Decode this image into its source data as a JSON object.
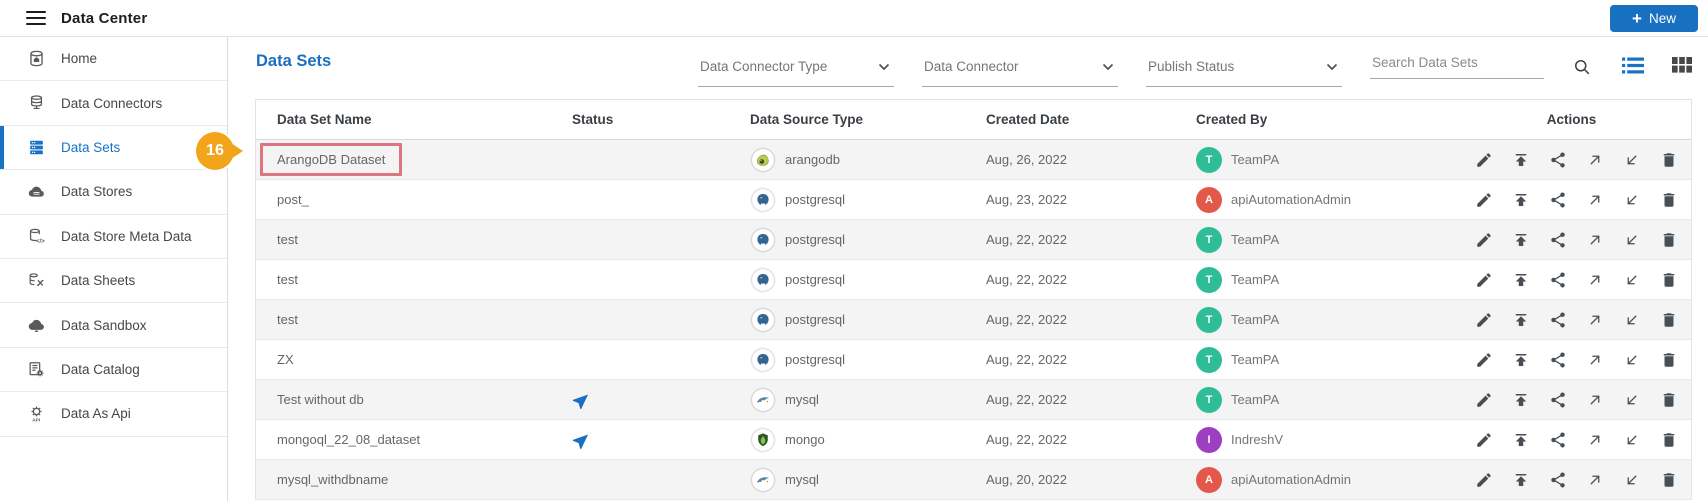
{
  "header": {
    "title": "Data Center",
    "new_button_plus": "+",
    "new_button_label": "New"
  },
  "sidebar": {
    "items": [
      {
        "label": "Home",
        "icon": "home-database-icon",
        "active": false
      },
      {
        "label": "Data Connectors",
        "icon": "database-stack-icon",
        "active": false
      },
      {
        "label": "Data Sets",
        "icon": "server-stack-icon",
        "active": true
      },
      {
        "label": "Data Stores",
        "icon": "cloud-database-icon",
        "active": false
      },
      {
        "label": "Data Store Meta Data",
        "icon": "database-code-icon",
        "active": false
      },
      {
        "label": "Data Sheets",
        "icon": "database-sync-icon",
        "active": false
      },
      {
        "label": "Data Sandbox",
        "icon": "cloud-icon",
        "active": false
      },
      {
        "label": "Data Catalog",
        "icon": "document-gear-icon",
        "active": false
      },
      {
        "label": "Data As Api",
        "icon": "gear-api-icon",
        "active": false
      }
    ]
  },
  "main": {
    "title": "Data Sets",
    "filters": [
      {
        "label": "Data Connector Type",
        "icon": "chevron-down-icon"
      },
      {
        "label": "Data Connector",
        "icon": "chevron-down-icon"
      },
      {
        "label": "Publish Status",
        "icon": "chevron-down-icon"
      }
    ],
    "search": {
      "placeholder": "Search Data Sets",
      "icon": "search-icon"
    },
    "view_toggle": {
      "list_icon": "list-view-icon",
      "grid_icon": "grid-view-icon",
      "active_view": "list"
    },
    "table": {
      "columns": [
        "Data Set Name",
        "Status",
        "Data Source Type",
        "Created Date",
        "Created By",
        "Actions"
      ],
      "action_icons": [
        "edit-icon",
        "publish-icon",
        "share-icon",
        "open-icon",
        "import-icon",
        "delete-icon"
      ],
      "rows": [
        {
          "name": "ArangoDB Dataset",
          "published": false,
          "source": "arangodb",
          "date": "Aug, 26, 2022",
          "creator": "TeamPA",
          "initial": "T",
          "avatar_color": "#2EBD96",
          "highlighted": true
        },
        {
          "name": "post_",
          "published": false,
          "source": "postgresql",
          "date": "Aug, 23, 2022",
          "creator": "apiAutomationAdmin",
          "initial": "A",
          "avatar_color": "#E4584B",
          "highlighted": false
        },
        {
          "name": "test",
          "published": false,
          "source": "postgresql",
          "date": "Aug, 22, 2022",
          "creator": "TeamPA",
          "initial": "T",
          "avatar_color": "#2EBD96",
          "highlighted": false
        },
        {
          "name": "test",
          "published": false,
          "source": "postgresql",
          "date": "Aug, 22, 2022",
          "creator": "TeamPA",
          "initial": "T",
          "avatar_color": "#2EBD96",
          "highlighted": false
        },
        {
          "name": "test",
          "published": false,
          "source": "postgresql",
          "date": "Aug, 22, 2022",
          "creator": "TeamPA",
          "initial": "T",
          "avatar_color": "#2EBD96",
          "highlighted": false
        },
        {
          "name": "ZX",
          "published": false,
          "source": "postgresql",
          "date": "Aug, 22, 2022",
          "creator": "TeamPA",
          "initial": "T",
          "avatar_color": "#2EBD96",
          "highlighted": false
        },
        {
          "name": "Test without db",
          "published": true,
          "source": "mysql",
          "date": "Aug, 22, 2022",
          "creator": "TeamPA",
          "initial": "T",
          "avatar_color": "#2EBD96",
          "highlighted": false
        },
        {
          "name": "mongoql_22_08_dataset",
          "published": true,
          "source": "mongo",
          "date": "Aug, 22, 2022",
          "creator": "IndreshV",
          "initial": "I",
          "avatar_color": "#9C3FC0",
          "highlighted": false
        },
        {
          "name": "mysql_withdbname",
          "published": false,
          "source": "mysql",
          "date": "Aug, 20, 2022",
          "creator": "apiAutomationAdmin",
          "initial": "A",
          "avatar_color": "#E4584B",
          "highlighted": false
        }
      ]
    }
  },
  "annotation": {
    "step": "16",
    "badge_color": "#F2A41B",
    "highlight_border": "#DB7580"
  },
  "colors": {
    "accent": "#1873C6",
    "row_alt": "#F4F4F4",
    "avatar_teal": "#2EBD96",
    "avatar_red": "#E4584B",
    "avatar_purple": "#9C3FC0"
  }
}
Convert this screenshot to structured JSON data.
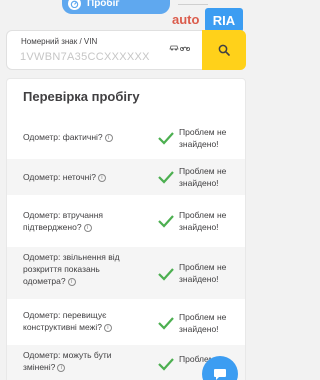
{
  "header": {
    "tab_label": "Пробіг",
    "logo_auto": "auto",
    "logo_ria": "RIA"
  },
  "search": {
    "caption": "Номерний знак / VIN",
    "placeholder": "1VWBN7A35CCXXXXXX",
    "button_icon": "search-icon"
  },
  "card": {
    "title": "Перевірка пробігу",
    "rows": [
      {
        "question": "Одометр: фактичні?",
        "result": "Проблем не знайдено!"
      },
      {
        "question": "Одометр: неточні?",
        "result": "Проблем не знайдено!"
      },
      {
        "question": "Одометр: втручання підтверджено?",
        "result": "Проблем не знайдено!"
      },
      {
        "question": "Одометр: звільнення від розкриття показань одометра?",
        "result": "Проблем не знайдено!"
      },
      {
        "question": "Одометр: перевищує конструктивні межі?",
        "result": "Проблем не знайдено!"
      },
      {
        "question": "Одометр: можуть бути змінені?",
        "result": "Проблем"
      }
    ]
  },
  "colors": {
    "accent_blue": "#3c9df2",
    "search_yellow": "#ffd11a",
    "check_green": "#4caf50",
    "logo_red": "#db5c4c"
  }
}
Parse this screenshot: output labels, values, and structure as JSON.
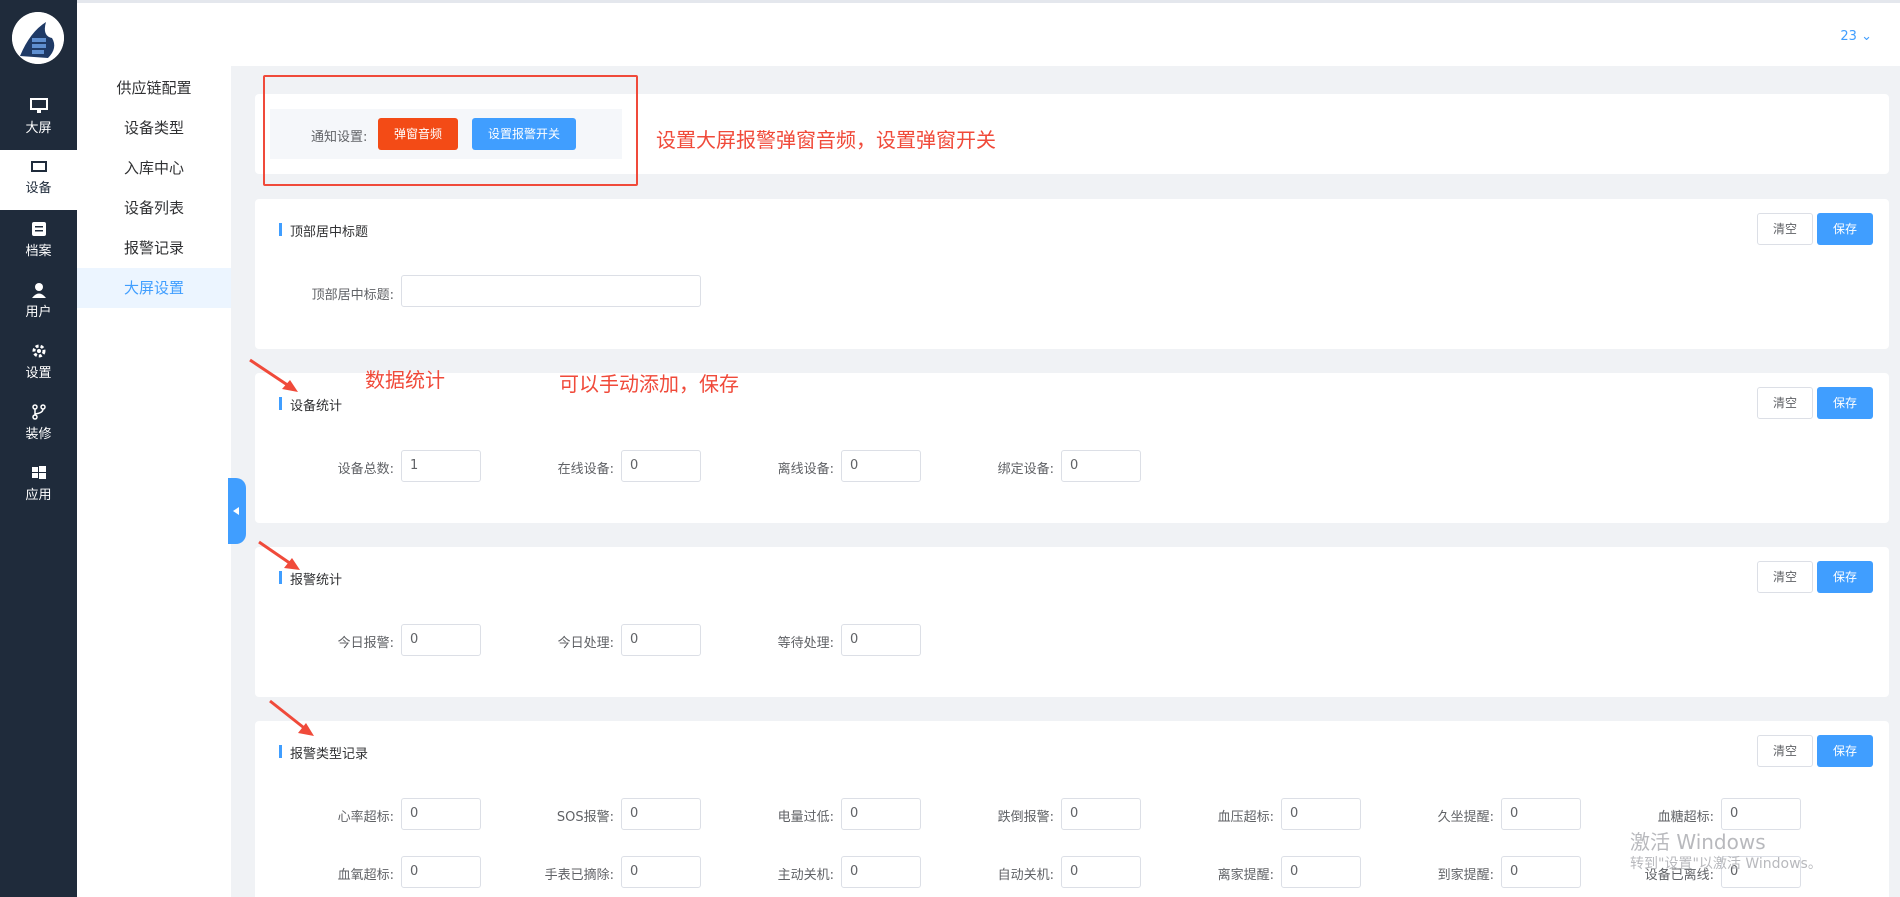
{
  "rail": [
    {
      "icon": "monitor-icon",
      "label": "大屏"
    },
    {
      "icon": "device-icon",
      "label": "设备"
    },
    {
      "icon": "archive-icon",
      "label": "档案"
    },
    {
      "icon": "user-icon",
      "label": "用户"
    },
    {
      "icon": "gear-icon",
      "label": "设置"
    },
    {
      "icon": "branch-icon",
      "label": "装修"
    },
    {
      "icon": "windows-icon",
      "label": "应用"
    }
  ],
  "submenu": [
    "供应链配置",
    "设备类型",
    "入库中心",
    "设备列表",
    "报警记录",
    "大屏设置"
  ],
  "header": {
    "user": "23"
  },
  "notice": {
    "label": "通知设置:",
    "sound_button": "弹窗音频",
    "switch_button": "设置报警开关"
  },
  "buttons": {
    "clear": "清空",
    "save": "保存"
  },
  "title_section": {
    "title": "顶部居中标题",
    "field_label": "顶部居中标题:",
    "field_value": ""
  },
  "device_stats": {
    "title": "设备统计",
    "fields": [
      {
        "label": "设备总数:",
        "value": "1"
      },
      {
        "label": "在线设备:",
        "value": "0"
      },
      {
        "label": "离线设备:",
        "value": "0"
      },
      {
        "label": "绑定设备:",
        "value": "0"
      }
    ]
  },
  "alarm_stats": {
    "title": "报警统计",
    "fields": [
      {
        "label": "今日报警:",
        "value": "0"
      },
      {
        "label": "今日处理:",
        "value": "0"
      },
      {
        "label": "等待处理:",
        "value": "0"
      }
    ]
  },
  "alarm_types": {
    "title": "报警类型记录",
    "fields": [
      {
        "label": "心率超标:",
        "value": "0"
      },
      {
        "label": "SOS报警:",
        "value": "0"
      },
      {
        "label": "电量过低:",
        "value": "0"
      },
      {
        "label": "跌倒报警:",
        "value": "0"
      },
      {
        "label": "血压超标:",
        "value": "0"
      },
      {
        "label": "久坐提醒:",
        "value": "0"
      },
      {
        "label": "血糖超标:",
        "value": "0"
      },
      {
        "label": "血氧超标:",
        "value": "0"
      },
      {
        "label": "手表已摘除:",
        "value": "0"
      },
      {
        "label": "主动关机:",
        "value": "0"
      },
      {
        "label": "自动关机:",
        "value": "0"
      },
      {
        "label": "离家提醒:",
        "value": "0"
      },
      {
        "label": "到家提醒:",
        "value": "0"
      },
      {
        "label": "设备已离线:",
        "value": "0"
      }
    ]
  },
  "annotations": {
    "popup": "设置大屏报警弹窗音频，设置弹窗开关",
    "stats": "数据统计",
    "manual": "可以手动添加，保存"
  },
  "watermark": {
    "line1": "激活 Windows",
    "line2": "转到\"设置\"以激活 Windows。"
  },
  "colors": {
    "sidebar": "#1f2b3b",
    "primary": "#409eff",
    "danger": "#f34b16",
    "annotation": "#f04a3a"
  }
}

● **Given exercise**:
Tell how many lines in the records above contain "database", giving the number and no other words.

● **Task result**:
5